◆ **Objective**: Check each line of the listing for the word "without" and give only the number of lines that have it.

═══ Data to process ═══

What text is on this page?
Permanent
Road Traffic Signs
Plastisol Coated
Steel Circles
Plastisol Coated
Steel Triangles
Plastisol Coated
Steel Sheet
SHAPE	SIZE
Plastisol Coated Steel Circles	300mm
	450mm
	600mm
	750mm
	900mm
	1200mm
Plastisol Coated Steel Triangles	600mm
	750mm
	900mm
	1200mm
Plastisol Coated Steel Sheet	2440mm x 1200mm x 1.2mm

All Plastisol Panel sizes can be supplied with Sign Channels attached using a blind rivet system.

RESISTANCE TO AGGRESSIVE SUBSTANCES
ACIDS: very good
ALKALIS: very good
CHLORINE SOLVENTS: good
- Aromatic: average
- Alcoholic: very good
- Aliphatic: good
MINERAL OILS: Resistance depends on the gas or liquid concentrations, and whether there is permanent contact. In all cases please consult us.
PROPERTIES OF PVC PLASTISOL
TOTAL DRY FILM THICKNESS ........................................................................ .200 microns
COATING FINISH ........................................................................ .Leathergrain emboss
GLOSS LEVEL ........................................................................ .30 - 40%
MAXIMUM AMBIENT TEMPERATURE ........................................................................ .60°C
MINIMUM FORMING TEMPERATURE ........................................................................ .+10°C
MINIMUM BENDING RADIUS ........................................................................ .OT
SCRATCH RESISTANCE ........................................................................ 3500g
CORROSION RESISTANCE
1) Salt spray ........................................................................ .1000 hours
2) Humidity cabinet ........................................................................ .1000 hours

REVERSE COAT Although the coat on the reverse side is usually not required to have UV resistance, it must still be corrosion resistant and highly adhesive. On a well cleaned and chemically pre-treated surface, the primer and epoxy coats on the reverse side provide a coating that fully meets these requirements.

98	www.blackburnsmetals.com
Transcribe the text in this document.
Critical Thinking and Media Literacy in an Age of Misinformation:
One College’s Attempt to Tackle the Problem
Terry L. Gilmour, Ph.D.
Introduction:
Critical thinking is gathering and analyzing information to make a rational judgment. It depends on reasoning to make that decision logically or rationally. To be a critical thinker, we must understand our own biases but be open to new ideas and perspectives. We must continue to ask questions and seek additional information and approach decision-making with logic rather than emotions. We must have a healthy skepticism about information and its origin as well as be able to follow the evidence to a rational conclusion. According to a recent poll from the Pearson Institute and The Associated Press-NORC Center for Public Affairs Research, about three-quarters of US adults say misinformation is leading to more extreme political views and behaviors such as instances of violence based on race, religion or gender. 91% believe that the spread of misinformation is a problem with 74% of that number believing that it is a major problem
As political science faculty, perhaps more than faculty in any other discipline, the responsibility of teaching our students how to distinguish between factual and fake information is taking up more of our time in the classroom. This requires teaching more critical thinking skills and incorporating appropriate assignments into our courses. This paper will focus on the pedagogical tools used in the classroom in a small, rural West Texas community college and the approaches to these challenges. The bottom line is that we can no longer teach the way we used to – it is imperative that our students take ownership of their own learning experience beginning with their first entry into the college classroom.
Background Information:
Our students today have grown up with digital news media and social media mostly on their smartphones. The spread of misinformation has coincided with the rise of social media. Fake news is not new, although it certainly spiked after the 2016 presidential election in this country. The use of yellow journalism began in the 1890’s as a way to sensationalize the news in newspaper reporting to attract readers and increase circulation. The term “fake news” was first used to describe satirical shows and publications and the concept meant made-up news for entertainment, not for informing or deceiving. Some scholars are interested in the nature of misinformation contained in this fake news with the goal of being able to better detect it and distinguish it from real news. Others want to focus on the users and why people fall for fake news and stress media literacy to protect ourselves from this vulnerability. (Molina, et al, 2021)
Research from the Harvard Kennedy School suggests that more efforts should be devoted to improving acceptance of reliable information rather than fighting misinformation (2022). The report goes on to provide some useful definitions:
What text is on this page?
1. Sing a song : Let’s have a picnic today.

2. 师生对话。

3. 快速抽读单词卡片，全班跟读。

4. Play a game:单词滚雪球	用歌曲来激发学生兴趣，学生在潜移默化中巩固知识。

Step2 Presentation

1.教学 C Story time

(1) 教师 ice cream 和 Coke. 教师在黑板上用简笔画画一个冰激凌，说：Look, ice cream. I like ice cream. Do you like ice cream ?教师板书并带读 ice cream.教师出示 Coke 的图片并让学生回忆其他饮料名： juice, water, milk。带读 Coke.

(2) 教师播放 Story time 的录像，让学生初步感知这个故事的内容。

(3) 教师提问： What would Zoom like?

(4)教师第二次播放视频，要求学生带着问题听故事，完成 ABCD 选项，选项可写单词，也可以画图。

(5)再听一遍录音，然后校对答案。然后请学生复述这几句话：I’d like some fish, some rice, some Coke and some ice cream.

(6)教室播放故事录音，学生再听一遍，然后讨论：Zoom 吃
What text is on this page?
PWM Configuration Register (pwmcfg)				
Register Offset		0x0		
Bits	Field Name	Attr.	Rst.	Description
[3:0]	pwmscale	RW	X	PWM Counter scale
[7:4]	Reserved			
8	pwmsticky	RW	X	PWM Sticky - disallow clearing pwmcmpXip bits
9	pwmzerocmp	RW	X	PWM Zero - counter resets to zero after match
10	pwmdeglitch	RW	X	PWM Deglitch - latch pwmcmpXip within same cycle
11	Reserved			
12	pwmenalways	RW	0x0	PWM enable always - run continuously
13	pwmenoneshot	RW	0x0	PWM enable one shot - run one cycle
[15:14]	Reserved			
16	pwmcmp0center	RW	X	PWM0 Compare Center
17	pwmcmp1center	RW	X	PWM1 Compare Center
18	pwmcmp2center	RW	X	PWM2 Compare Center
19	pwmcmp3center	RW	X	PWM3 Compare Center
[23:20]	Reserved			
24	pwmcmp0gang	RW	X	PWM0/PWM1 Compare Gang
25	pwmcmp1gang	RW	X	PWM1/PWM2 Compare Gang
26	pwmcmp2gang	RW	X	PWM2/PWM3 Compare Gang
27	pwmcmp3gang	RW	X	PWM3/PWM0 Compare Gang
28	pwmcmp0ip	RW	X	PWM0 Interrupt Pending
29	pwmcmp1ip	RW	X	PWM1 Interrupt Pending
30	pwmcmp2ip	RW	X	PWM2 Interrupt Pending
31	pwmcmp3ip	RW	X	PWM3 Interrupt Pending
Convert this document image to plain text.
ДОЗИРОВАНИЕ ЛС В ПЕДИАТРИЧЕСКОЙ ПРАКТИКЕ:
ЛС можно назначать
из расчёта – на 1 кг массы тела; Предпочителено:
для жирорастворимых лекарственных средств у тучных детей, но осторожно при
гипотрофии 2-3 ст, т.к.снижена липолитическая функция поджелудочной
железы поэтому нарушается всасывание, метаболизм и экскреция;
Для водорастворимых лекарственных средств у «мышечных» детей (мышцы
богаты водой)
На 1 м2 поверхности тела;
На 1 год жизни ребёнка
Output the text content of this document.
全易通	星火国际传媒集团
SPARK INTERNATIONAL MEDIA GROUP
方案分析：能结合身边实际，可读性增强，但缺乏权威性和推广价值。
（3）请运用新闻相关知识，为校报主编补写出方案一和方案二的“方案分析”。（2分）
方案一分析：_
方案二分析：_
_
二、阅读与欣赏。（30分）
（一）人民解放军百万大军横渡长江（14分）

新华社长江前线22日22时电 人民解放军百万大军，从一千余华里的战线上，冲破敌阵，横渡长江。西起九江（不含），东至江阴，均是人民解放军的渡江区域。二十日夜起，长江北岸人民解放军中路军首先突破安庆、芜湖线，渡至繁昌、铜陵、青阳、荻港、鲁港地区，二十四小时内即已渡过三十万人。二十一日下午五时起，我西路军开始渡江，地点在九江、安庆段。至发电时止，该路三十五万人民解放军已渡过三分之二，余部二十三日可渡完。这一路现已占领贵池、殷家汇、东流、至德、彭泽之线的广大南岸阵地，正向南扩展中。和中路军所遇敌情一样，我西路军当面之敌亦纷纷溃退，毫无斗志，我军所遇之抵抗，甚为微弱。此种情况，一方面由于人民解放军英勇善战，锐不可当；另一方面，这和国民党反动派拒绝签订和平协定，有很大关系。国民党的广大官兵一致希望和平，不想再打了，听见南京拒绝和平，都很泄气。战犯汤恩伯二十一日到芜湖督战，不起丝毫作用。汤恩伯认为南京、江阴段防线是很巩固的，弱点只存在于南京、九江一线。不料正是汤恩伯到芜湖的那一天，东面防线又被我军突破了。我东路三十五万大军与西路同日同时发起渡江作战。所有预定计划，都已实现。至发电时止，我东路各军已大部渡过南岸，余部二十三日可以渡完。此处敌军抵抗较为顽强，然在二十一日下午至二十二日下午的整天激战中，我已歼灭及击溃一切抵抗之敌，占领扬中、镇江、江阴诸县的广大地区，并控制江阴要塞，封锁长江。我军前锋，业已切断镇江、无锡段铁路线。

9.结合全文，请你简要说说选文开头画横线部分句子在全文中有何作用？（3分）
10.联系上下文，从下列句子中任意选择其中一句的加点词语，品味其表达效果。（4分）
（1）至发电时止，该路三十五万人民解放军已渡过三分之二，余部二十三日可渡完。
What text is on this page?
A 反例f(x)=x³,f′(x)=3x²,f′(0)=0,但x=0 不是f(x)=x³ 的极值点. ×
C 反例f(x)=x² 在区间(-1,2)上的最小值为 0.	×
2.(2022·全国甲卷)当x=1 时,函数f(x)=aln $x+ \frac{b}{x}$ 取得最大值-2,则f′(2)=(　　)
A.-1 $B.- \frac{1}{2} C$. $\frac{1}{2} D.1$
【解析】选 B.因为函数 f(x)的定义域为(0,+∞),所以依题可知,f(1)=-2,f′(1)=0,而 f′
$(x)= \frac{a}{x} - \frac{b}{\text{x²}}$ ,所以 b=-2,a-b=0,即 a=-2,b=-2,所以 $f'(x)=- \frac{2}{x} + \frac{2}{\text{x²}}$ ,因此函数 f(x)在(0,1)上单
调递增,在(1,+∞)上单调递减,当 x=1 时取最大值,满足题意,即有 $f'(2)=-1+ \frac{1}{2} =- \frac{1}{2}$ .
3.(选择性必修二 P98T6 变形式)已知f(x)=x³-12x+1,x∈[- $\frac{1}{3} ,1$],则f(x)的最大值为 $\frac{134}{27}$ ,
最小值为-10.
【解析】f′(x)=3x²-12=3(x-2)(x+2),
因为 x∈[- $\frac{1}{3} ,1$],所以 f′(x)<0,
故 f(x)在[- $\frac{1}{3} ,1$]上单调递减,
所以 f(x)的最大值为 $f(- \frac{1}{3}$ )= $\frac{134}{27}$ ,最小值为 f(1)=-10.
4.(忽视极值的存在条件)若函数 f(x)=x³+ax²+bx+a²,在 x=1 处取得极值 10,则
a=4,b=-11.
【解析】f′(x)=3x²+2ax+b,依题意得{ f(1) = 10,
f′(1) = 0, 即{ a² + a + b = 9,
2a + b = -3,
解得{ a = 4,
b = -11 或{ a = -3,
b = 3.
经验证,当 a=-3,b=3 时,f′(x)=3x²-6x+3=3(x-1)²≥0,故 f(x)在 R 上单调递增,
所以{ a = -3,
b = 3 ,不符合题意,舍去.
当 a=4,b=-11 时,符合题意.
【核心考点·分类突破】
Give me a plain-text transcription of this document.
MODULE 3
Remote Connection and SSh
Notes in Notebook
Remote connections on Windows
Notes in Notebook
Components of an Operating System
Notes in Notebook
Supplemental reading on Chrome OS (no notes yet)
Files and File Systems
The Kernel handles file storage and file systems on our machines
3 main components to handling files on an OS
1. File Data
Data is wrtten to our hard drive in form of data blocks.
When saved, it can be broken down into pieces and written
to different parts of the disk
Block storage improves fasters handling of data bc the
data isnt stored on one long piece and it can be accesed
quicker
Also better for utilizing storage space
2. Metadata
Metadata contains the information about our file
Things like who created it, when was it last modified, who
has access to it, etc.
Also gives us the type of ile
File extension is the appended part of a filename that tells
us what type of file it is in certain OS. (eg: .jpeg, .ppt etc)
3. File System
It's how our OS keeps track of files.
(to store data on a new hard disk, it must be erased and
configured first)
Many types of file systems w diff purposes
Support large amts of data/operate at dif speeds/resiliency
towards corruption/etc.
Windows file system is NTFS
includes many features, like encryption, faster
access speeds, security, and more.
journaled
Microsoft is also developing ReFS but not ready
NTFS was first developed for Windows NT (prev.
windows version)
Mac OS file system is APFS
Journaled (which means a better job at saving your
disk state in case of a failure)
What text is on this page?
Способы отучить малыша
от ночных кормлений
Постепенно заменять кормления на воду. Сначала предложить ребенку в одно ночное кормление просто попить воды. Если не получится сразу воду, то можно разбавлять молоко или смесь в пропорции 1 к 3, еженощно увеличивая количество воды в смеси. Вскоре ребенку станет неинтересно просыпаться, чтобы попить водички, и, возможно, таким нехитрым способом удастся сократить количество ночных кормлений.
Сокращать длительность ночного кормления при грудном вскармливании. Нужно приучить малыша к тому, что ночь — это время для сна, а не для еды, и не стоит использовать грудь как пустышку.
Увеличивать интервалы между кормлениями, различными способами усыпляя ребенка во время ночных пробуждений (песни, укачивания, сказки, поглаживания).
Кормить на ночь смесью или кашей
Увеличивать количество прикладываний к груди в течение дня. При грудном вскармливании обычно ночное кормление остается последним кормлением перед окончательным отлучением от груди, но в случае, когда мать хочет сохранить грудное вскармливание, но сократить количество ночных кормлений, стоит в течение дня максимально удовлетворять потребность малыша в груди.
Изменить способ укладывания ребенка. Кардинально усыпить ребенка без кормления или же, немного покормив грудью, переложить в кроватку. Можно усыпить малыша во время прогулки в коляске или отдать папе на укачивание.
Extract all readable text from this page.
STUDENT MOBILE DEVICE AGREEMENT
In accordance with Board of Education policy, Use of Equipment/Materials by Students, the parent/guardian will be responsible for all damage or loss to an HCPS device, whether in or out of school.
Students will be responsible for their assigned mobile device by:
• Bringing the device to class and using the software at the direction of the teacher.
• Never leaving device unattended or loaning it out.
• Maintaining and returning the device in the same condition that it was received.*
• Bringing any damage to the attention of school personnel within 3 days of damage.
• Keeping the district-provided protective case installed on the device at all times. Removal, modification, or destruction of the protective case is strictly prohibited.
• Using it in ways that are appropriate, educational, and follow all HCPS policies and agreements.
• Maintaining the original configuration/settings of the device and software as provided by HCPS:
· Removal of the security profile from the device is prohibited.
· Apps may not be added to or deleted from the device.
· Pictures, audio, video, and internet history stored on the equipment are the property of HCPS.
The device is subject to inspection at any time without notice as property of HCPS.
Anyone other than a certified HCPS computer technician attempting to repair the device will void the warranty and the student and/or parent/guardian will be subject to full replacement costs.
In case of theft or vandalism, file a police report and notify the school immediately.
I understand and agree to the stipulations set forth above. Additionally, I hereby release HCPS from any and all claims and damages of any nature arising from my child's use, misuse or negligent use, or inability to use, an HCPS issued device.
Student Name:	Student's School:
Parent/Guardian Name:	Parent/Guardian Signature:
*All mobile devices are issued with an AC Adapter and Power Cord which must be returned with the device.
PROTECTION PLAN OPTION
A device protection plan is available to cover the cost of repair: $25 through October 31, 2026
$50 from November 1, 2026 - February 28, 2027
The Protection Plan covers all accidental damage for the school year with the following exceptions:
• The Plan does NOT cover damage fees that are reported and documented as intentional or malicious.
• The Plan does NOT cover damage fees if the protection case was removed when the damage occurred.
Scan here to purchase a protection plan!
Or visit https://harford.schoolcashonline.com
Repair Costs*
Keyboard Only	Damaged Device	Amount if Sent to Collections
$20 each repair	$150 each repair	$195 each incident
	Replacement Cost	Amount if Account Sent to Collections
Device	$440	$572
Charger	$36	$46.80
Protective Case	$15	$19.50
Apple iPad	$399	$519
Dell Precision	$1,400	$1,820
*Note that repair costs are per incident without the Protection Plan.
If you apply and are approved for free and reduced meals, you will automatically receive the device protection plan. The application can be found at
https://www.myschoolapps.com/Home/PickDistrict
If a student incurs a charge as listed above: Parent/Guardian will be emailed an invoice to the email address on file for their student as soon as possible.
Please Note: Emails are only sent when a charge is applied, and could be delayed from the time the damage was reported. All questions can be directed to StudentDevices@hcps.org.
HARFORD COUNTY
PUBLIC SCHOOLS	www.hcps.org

═══

◆ **Output**: 2